▶ [WHAT YOU HAVE TO DO] Pull every line with the word "Haushaltsstelle" out of the entries below.

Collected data
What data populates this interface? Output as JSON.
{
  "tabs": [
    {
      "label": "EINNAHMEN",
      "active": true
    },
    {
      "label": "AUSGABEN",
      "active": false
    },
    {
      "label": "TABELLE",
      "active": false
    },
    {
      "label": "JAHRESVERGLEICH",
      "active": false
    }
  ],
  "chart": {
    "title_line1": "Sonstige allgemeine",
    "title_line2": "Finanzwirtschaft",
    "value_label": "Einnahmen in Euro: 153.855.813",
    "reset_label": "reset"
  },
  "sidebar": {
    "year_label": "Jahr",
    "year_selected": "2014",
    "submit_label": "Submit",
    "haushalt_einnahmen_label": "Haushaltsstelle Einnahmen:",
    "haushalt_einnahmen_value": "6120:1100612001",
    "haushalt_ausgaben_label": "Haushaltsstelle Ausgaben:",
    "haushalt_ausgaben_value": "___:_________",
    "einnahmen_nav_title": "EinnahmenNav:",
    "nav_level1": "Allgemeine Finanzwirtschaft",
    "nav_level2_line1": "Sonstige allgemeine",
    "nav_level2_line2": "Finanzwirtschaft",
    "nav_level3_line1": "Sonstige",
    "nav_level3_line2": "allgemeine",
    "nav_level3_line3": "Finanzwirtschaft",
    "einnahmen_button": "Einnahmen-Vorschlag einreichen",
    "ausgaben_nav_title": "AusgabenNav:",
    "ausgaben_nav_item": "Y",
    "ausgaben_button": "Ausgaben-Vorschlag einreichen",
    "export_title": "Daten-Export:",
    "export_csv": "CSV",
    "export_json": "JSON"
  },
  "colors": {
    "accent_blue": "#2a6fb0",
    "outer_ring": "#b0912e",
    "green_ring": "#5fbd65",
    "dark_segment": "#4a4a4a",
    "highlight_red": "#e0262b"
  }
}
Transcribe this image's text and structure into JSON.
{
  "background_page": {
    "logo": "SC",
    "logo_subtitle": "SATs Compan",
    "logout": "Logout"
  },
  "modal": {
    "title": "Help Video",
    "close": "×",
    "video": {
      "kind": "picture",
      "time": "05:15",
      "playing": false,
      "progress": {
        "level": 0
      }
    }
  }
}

▶ [ANSWER IN FULL]
    "haushalt_einnahmen_label": "Haushaltsstelle Einnahmen:",
    "haushalt_ausgaben_label": "Haushaltsstelle Ausgaben:",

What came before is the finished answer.